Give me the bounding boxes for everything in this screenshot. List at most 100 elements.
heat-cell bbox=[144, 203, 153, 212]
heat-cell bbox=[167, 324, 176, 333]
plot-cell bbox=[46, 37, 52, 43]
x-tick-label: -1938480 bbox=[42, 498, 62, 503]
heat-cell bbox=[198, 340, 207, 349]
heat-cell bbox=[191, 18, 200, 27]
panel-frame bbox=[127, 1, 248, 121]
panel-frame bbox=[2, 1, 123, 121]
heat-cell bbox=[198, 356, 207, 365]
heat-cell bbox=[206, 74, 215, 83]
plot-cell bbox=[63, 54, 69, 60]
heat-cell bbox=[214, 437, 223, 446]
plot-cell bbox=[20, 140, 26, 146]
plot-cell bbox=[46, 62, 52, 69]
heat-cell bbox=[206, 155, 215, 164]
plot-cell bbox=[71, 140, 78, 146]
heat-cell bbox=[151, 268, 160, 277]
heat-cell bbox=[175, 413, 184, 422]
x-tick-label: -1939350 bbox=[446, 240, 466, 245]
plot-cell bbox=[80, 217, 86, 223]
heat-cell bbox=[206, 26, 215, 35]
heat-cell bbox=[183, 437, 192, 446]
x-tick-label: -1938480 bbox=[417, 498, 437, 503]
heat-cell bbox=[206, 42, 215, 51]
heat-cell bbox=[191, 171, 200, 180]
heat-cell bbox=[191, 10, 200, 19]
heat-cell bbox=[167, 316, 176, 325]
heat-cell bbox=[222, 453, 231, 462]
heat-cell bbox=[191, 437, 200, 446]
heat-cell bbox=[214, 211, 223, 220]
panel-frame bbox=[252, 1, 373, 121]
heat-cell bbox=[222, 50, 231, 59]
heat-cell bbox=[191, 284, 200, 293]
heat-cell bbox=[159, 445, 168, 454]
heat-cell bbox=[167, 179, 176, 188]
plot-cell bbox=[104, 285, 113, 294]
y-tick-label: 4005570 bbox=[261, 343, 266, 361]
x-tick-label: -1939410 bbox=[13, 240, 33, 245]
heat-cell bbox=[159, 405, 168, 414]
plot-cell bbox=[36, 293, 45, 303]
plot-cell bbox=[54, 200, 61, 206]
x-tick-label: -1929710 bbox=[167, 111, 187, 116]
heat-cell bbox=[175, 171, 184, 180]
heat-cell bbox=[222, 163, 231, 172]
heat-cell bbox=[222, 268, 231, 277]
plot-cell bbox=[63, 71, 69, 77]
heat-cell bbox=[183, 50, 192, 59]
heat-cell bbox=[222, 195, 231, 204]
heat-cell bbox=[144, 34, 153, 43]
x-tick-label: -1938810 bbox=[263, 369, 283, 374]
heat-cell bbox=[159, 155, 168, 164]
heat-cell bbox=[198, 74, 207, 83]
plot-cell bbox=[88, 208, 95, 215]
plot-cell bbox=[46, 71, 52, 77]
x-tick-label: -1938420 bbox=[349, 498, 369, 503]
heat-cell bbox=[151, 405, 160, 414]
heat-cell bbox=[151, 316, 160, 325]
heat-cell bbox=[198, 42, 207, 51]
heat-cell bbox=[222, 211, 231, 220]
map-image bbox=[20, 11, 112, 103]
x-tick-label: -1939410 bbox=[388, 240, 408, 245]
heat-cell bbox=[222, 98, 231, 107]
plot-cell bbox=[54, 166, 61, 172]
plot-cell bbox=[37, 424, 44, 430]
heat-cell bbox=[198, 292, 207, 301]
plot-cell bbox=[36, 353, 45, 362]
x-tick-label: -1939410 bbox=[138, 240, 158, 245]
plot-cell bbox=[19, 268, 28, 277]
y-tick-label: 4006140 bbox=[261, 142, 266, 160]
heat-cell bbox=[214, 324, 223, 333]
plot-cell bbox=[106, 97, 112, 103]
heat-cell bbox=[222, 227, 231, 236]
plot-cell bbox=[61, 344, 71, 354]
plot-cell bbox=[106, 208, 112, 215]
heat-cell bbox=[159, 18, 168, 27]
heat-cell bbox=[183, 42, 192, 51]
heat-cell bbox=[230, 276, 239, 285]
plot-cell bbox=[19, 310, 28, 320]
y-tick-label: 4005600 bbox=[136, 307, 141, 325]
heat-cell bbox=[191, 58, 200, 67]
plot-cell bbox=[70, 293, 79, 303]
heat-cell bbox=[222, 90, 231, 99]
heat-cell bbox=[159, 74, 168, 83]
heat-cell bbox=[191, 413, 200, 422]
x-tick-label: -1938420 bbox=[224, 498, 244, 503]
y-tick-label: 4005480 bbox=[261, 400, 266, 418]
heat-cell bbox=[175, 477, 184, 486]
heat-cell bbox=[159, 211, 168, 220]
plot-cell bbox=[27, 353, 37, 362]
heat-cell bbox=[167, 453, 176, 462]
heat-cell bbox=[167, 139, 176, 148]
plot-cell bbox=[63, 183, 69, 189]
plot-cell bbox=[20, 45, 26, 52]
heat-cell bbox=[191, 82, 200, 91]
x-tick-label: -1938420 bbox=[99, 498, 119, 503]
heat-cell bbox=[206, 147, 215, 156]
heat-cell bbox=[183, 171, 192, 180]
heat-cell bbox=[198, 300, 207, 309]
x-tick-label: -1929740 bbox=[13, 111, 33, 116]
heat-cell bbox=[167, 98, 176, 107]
# # # # # # #
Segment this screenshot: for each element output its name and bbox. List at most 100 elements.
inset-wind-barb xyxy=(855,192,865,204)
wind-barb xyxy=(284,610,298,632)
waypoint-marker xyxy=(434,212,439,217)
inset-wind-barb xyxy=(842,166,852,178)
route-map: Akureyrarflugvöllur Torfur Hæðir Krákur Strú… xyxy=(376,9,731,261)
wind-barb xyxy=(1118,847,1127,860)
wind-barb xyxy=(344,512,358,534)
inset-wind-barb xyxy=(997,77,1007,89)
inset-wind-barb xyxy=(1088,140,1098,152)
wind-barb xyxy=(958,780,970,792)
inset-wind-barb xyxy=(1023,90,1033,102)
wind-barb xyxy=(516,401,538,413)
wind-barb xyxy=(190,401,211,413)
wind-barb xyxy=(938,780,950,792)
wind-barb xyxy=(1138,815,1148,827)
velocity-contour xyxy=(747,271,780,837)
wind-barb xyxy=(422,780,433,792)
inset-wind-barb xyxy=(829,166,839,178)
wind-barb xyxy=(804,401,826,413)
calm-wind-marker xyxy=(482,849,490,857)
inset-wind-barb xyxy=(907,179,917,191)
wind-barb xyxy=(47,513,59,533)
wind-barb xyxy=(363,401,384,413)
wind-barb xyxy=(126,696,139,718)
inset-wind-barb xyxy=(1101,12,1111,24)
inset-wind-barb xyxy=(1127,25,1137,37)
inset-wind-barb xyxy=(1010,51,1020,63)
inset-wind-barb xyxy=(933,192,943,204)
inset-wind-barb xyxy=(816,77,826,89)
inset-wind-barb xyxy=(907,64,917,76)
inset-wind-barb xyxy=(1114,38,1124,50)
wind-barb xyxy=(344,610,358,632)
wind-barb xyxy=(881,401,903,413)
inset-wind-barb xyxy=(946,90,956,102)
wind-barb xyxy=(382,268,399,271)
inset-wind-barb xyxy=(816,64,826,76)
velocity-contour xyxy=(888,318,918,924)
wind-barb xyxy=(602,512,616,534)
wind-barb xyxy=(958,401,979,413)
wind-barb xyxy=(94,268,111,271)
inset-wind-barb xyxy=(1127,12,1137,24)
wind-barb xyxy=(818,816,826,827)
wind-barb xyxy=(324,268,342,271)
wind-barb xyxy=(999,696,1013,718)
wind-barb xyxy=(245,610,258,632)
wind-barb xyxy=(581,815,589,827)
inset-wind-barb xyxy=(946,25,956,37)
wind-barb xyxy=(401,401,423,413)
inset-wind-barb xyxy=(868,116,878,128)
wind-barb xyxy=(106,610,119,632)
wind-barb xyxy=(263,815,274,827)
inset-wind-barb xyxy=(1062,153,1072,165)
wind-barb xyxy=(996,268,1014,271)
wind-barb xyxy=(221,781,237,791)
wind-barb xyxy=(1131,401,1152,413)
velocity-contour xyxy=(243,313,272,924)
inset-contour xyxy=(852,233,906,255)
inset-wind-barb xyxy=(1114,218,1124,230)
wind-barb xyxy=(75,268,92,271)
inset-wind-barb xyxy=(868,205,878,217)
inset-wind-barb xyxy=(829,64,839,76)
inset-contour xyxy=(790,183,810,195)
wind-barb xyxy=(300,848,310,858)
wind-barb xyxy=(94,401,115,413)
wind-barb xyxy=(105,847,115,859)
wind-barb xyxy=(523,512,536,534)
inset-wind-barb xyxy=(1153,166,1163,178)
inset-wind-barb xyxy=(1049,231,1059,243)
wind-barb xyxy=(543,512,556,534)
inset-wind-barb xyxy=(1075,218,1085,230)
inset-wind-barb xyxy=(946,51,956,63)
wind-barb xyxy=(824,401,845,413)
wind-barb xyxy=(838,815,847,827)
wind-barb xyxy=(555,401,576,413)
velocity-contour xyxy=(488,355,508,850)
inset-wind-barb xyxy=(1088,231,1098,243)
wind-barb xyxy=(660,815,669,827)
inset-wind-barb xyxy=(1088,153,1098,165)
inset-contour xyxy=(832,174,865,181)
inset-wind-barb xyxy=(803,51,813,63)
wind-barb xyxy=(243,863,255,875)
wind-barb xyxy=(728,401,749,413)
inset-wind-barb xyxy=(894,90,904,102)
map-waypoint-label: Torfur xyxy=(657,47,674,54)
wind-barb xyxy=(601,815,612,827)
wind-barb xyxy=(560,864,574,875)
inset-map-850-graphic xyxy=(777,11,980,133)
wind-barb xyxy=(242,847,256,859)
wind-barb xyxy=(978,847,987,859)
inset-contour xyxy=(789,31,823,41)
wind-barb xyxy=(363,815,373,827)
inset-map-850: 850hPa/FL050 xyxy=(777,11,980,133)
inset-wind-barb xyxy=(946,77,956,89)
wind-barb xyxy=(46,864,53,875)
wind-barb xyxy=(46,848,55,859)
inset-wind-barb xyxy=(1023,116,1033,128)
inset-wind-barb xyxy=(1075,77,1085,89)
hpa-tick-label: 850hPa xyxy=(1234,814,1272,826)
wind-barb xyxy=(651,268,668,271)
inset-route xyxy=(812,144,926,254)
# # # # # # #
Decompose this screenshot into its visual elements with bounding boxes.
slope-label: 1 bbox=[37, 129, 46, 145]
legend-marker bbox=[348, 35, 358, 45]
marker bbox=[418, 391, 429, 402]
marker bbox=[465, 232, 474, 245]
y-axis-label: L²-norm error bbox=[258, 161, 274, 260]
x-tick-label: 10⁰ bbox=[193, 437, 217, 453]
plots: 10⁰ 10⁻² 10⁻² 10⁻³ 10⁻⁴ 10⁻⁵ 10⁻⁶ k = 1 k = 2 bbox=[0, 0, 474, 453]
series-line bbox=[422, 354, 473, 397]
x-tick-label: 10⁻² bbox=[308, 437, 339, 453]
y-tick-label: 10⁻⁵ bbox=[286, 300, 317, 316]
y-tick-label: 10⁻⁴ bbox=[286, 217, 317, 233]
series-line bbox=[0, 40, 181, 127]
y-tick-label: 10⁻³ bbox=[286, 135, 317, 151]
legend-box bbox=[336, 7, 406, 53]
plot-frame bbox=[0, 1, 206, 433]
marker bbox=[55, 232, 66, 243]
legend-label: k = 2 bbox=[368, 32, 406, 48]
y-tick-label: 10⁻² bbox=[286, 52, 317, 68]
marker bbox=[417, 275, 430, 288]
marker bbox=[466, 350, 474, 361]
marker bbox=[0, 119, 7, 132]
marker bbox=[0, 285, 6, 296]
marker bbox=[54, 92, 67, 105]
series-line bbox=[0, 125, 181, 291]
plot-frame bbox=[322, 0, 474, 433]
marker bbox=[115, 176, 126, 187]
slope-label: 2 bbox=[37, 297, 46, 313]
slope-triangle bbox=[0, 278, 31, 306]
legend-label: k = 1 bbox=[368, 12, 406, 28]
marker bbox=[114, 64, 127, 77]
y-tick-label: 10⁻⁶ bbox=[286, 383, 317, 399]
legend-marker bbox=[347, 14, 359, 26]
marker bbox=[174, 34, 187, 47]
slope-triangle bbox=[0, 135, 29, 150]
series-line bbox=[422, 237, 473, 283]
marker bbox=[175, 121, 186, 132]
# # # # # # #
:: Exercise objective ::
Copy everything from the line containing "Give me the" down to the line containing "panel-frame bbox=[2, 1, 123, 121]" in the records, keeping each line the same.

:: The answer ::
Give me the bounding boxes for everything in this screenshot. List at most 100 elements.
heat-cell bbox=[144, 203, 153, 212]
heat-cell bbox=[167, 324, 176, 333]
plot-cell bbox=[46, 37, 52, 43]
x-tick-label: -1938480 bbox=[42, 498, 62, 503]
heat-cell bbox=[198, 340, 207, 349]
heat-cell bbox=[191, 18, 200, 27]
panel-frame bbox=[127, 1, 248, 121]
panel-frame bbox=[2, 1, 123, 121]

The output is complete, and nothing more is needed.